» **EXERCISE PROMPT**
Wherever "позиционирование" appears in a line, copy that line.

» **RAW RECORDS**
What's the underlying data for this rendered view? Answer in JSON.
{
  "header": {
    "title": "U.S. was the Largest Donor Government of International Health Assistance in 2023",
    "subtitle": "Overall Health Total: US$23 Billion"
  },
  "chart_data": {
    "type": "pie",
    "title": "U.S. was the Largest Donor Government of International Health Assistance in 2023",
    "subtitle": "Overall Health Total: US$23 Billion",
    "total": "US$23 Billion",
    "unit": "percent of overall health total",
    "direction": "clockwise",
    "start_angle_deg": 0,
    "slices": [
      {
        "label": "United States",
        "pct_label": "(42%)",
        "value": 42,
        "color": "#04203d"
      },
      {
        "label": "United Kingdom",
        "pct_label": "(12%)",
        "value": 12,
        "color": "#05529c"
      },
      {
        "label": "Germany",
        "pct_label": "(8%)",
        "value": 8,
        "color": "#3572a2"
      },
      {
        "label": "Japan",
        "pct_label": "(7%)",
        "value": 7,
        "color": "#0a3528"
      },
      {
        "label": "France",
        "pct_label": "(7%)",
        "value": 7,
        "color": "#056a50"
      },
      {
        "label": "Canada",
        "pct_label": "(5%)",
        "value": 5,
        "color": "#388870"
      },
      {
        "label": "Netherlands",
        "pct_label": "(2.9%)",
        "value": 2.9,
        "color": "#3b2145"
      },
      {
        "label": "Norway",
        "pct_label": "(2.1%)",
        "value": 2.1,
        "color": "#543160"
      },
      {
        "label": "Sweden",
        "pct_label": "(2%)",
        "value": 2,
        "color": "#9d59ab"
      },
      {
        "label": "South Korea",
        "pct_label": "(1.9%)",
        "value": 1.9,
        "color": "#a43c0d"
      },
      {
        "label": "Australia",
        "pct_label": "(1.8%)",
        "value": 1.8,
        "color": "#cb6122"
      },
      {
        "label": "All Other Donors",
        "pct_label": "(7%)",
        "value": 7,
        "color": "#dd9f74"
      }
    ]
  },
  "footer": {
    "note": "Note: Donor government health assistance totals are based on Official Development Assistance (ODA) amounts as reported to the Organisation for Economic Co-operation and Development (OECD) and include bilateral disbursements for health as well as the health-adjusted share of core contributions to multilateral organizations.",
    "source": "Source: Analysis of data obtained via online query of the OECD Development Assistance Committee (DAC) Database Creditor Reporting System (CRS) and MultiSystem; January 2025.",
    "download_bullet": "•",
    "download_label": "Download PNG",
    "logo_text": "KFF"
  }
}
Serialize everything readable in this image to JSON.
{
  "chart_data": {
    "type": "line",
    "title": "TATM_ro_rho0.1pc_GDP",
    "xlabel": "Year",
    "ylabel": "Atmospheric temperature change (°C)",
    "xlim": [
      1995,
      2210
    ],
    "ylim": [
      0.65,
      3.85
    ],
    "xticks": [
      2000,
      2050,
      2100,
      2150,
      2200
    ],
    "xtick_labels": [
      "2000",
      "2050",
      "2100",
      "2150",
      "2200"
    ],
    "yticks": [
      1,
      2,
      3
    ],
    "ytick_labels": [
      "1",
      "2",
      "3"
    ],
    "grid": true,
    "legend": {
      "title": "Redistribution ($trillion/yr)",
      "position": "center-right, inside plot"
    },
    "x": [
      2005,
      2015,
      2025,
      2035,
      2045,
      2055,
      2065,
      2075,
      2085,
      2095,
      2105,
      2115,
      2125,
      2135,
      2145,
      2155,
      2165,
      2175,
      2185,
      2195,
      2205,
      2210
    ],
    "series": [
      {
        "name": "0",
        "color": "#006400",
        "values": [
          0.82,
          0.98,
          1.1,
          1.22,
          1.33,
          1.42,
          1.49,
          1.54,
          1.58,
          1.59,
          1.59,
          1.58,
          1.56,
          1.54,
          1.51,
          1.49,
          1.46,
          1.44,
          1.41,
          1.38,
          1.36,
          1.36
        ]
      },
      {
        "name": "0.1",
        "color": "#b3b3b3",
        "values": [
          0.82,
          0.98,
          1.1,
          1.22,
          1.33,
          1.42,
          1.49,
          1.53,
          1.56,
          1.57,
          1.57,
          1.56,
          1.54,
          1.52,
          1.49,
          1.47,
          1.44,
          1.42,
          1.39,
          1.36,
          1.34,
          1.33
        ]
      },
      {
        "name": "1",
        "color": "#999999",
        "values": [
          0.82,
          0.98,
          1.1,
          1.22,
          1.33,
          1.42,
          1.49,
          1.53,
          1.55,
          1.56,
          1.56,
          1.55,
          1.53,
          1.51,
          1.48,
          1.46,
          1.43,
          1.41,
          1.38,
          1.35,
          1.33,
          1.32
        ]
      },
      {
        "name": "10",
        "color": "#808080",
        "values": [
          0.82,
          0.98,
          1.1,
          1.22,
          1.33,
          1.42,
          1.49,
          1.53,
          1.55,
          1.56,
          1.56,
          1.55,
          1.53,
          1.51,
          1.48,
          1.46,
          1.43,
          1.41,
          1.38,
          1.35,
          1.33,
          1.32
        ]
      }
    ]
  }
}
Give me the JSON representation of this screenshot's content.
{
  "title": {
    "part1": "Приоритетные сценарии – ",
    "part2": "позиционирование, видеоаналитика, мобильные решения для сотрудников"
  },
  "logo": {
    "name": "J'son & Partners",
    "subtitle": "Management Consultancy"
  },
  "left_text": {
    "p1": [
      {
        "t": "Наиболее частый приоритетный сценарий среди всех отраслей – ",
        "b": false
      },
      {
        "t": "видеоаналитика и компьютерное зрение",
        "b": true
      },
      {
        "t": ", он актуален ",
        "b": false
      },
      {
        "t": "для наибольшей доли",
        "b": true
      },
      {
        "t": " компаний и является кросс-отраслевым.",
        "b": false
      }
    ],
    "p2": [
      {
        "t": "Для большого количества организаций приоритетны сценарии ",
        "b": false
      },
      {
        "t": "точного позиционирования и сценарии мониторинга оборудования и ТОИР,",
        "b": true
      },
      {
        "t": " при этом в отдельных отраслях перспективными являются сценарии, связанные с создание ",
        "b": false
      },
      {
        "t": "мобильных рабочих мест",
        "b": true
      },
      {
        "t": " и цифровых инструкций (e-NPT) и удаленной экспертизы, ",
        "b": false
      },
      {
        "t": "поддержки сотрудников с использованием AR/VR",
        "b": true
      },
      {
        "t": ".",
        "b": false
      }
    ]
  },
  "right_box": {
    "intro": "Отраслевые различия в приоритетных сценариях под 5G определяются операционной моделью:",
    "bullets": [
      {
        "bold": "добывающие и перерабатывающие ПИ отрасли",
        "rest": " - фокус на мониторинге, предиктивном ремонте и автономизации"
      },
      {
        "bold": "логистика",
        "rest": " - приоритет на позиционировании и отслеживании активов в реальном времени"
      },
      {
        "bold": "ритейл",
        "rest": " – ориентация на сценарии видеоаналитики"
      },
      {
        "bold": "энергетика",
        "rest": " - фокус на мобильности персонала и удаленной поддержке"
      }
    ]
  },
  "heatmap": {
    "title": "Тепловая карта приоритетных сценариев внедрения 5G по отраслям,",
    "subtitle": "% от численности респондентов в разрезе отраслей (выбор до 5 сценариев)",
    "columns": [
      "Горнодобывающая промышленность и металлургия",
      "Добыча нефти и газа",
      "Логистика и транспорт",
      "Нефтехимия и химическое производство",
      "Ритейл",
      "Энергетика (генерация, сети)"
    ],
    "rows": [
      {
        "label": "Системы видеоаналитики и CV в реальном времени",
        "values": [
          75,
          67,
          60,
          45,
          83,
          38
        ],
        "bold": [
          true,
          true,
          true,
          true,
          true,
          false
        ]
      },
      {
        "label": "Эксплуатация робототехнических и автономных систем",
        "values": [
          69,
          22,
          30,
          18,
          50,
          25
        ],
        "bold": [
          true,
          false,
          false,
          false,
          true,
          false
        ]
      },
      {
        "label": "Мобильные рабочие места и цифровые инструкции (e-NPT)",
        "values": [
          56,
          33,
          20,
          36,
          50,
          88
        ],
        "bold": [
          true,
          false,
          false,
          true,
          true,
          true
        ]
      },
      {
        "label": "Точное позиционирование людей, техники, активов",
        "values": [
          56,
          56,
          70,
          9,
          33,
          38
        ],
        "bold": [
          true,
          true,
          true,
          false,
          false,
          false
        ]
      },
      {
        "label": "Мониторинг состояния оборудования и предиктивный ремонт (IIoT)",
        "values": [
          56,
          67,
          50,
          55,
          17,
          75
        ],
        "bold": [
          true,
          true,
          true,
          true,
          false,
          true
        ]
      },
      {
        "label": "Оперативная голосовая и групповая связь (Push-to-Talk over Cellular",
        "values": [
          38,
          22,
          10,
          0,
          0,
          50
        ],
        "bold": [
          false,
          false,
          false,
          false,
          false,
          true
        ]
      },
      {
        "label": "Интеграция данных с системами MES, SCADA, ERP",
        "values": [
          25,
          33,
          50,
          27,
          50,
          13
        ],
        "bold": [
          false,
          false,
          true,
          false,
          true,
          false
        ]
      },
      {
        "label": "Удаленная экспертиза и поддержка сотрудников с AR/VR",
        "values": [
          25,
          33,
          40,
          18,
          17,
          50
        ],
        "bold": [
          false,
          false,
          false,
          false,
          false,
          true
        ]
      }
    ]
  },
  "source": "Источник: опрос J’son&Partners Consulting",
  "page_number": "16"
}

» **TASK RESPONSE**
    "part2": "позиционирование, видеоаналитика, мобильные решения для сотрудников"
        "label": "Точное позиционирование людей, техники, активов",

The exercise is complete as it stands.